### DATA ROWS
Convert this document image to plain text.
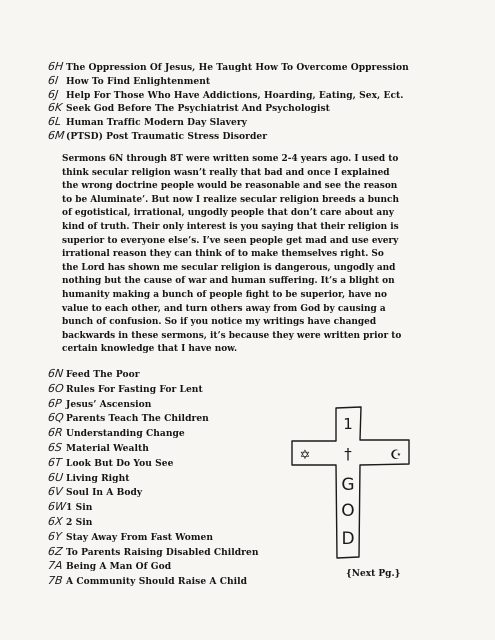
6H The Oppression Of Jesus, He Taught How To Overcome Oppression
6I How To Find Enlightenment
6J Help For Those Who Have Addictions, Hoarding, Eating, Sex, Ect.
6K Seek God Before The Psychiatrist And Psychologist
6L Human Traffic Modern Day Slavery
6M (PTSD) Post Traumatic Stress Disorder
Sermons 6N through 8T were written some 2-4 years ago. I used to
think secular religion wasn’t really that bad and once I explained
the wrong doctrine people would be reasonable and see the reason
to be Aluminate’. But now I realize secular religion breeds a bunch
of egotistical, irrational, ungodly people that don’t care about any
kind of truth. Their only interest is you saying that their religion is
superior to everyone else’s. I’ve seen people get mad and use every
irrational reason they can think of to make themselves right. So
the Lord has shown me secular religion is dangerous, ungodly and
nothing but the cause of war and human suffering. It’s a blight on
humanity making a bunch of people fight to be superior, have no
value to each other, and turn others away from God by causing a
bunch of confusion. So if you notice my writings have changed
backwards in these sermons, it’s because they were written prior to
certain knowledge that I have now.
6N Feed The Poor
6O Rules For Fasting For Lent
6P Jesus’ Ascension
6Q Parents Teach The Children
6R Understanding Change
6S Material Wealth
6T Look But Do You See
6U Living Right
6V Soul In A Body
6W 1 Sin
6X 2 Sin
6Y Stay Away From Fast Women
6Z To Parents Raising Disabled Children
7A Being A Man Of God
7B A Community Should Raise A Child
1
✡ †	☪
G
O
D
{Next Pg.}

### TASK INSTRUCTIONS
Each line above is to be copied verbatim. Drop any image from the copy.

### EXERCISE ANSWER
Convert this document image to plain text.
6H The Oppression Of Jesus, He Taught How To Overcome Oppression
6I How To Find Enlightenment
6J Help For Those Who Have Addictions, Hoarding, Eating, Sex, Ect.
6K Seek God Before The Psychiatrist And Psychologist
6L Human Traffic Modern Day Slavery
6M (PTSD) Post Traumatic Stress Disorder
Sermons 6N through 8T were written some 2-4 years ago. I used to
think secular religion wasn’t really that bad and once I explained
the wrong doctrine people would be reasonable and see the reason
to be Aluminate’. But now I realize secular religion breeds a bunch
of egotistical, irrational, ungodly people that don’t care about any
kind of truth. Their only interest is you saying that their religion is
superior to everyone else’s. I’ve seen people get mad and use every
irrational reason they can think of to make themselves right. So
the Lord has shown me secular religion is dangerous, ungodly and
nothing but the cause of war and human suffering. It’s a blight on
humanity making a bunch of people fight to be superior, have no
value to each other, and turn others away from God by causing a
bunch of confusion. So if you notice my writings have changed
backwards in these sermons, it’s because they were written prior to
certain knowledge that I have now.
6N Feed The Poor
6O Rules For Fasting For Lent
6P Jesus’ Ascension
6Q Parents Teach The Children
6R Understanding Change
6S Material Wealth
6T Look But Do You See
6U Living Right
6V Soul In A Body
6W 1 Sin
6X 2 Sin
6Y Stay Away From Fast Women
6Z To Parents Raising Disabled Children
7A Being A Man Of God
7B A Community Should Raise A Child
1
✡ †	☪
G
O
D
{Next Pg.}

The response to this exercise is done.